>> Begin
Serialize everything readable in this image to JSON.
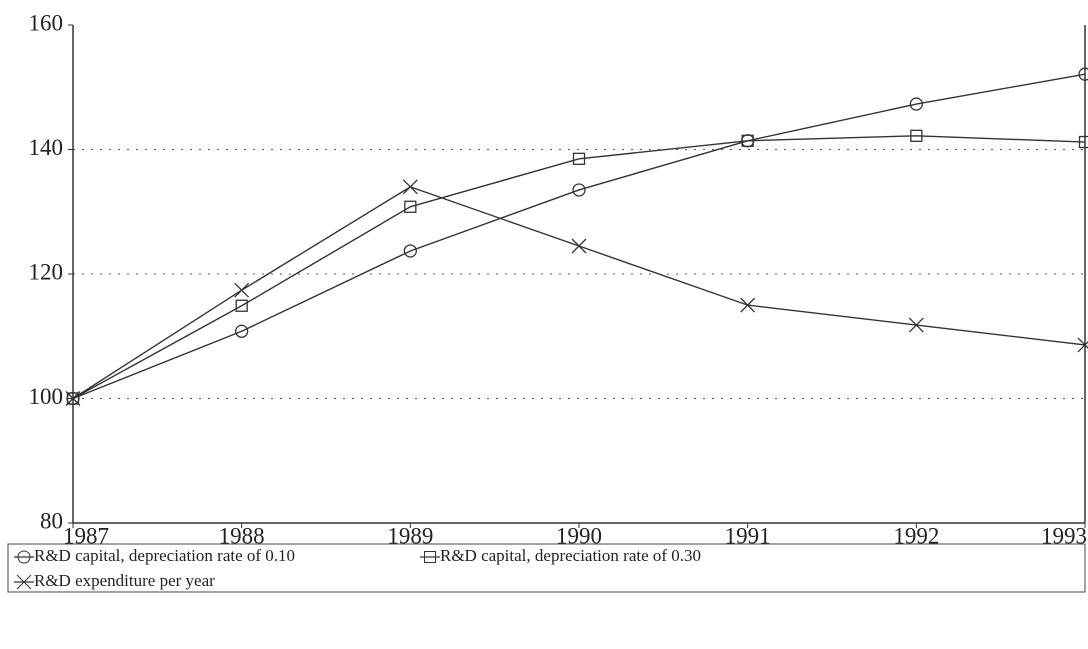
{
  "chart_data": {
    "type": "line",
    "x": [
      1987,
      1988,
      1989,
      1990,
      1991,
      1992,
      1993
    ],
    "xlim": [
      1987,
      1993
    ],
    "xticks": [
      1987,
      1988,
      1989,
      1990,
      1991,
      1992,
      1993
    ],
    "ylim": [
      80,
      160
    ],
    "yticks": [
      80,
      100,
      120,
      140,
      160
    ],
    "grid": true,
    "series": [
      {
        "name": "R&D capital, depreciation rate of 0.10",
        "color": "#333333",
        "marker": "circle",
        "values": [
          100,
          110.8,
          123.7,
          133.5,
          141.4,
          147.3,
          152.1
        ]
      },
      {
        "name": "R&D capital, depreciation rate of 0.30",
        "color": "#333333",
        "marker": "square",
        "values": [
          100,
          114.9,
          130.8,
          138.5,
          141.4,
          142.2,
          141.2
        ]
      },
      {
        "name": "R&D expenditure per year",
        "color": "#333333",
        "marker": "x",
        "values": [
          100,
          117.4,
          134,
          124.5,
          115,
          111.8,
          108.6
        ]
      }
    ]
  }
}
>> End
Exercise directions: Look through the entries above; copy each line where the string "rate" appears.

Response:
        "name": "R&D capital, depreciation rate of 0.10",
        "name": "R&D capital, depreciation rate of 0.30",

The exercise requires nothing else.